TAREFA PROPOSTA 1:
Segundo o texto sobre o solo agrícola, desde quando vem ocorrendo a degradação dos recursos do solo?
TAREFA PROPOSTA 2:
Continue o texto sobre o solo agrícola a partir do ponto em que ele termina.

TRECHO DO DOCUMENTO:
Solo em perigo: como consertar o solo agrícola pode ajudar o mundo

Por Lily Kelly
18/01/2023 14:21 Atualizado: 24/01/2023 15:58

O solo agrícola é um recurso importante para a sociedade em todo o mundo, não só porque fornece a maioria dos alimentos aos seres humanos, mas também porque desempenha um papel importante no equilíbrio do meio ambiente.

Pesquisadores da área dizem que investir no solo pode ajudar o mundo a explorar um recurso incalculável contra os desafios ambientais causados ​​por condições climáticas imprevisíveis.

“A degradação dos recursos do solo vem ocorrendo desde o advento da agricultura, cerca de 10.000 anos atrás”, disse o chefe associado do Departamento de Ciências do Solo e Cultivo da Universidade Estadual do Colorado, Prof. Francesca Cotrufo e o aluno de doutorado do Laboratório de Inovação do Solo da Cotrufo, Sam Leuthold.

Cotrufo e Leuthold disseram que a intensidade dessa degradação aumentou acentuadamente desde a revolução industrial e a introdução da mecanização na agricultura, que permitiram a expansão de terras agrícolas em áreas antes improdutivas, bem como a expansão e industrialização da pecuária.

“Transformar ecossistemas com vegetação natural em terras de cultivo ou de pastagem altera o balanço de carbono desses sistemas”, disseram os pesquisadores.

INFORMAÇÕES FORNECIDAS:
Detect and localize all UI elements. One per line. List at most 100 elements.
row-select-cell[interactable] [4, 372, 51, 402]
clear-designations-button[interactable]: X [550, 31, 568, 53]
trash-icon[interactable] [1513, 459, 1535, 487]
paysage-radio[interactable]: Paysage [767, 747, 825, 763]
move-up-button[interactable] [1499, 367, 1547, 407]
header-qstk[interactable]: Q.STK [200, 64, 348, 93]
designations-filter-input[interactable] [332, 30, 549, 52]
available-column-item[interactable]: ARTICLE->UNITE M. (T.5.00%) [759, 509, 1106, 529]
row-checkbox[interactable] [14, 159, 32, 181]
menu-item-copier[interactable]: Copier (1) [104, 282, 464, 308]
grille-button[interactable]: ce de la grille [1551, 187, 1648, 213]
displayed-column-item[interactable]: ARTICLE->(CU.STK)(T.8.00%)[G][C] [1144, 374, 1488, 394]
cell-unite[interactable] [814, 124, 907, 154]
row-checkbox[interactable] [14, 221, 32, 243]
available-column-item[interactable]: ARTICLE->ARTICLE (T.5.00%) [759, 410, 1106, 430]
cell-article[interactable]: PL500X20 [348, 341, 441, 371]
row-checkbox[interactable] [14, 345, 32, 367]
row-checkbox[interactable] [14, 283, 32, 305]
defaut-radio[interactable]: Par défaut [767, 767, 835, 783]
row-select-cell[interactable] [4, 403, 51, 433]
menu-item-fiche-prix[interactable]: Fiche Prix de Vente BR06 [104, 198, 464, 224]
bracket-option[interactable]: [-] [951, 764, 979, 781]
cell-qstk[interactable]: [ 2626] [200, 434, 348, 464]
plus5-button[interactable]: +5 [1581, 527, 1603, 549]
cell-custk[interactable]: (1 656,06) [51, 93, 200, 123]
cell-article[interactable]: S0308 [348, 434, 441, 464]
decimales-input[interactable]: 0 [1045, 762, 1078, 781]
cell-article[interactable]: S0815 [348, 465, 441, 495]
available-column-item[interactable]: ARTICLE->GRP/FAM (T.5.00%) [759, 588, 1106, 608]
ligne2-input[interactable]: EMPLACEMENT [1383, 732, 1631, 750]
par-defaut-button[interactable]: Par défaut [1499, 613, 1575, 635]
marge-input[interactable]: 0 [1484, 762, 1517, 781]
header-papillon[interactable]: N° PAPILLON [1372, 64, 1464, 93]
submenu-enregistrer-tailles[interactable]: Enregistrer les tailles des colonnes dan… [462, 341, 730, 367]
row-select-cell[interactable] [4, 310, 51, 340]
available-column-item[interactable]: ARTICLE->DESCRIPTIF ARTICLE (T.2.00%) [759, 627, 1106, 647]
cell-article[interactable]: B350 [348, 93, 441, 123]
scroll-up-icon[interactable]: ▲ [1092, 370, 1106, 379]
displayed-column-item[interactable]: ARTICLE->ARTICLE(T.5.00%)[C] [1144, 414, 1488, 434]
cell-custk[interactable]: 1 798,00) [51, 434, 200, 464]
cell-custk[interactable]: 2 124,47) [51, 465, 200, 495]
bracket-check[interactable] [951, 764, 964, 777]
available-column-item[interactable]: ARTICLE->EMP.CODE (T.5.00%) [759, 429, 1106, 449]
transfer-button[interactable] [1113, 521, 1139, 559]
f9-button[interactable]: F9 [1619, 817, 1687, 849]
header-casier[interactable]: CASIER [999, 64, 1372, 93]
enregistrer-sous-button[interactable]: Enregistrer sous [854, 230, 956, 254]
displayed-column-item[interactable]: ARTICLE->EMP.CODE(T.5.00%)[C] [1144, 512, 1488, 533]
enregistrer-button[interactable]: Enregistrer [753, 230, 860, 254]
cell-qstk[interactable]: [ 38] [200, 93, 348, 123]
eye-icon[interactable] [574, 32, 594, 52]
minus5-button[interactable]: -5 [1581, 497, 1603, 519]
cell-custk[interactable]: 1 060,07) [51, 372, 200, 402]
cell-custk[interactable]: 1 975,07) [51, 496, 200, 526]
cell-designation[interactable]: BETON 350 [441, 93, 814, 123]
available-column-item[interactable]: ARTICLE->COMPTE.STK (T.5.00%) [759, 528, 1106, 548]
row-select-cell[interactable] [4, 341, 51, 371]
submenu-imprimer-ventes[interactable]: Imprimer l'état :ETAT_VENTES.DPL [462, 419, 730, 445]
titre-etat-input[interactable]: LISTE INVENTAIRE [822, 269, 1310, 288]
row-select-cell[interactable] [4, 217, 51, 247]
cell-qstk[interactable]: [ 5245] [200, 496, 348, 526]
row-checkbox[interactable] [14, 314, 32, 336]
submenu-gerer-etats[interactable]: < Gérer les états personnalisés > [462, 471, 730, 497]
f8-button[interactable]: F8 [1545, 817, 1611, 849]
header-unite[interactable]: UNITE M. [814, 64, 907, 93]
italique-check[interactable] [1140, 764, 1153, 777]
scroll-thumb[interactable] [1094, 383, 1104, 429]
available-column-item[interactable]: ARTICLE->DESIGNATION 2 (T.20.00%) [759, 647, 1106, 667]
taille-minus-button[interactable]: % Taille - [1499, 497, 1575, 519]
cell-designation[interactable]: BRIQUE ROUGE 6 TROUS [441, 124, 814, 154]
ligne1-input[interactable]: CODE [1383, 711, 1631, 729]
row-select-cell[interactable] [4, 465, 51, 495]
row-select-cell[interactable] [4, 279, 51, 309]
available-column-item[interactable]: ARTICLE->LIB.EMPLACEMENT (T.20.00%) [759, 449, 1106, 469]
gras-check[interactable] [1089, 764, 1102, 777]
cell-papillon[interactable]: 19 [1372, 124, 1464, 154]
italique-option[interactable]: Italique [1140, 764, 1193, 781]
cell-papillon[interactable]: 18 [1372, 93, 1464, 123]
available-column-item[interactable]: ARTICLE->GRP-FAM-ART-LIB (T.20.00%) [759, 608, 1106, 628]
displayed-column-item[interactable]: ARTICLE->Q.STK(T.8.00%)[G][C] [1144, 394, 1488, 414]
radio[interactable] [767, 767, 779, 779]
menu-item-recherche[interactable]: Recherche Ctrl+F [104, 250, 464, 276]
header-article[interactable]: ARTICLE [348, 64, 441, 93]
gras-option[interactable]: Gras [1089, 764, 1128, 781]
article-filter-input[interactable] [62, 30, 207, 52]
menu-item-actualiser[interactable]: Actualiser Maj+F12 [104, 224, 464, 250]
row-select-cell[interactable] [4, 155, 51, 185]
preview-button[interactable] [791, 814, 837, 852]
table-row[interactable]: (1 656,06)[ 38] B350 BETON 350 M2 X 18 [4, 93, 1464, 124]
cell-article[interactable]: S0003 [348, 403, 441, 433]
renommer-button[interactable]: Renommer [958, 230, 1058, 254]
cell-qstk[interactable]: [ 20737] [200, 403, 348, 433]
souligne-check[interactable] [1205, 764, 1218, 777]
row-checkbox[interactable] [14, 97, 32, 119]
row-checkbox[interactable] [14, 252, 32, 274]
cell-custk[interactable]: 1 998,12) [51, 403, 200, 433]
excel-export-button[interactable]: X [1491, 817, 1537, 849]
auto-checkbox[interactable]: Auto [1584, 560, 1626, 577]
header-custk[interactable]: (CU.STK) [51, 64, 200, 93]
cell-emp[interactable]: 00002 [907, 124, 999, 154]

RESPOSTA ESCRITA 1:
Desde o advento da agricultura, cerca de 10.000 anos atrás.

RESPOSTA ESCRITA 2:
Cotrufo e Leuthold disseram que, ao contrário dos estoques de carbono do solo em seu estado natural, que tendem a equilibrar entradas e saídas do sistema, os solos agrícolas tendem a perder mais carbono do que ganham, quando convertidos. Isso ocorre porque a estação de crescimento das culturas anuais costuma ser mais curta do que a da vegetação perene natural e, nos sistemas agrícolas, uma parte significativa da matéria vegetal é removida pelo pastoreio ou durante a colheita.

“Depois de um período de tempo, os solos agrícolas podem atingir um novo estado estacionário, mas o novo equilíbrio de entradas e saídas existe em um nível mais baixo do que antes do cultivo e, como resultado, o carbono é perdido para a atmosfera”, disseram eles.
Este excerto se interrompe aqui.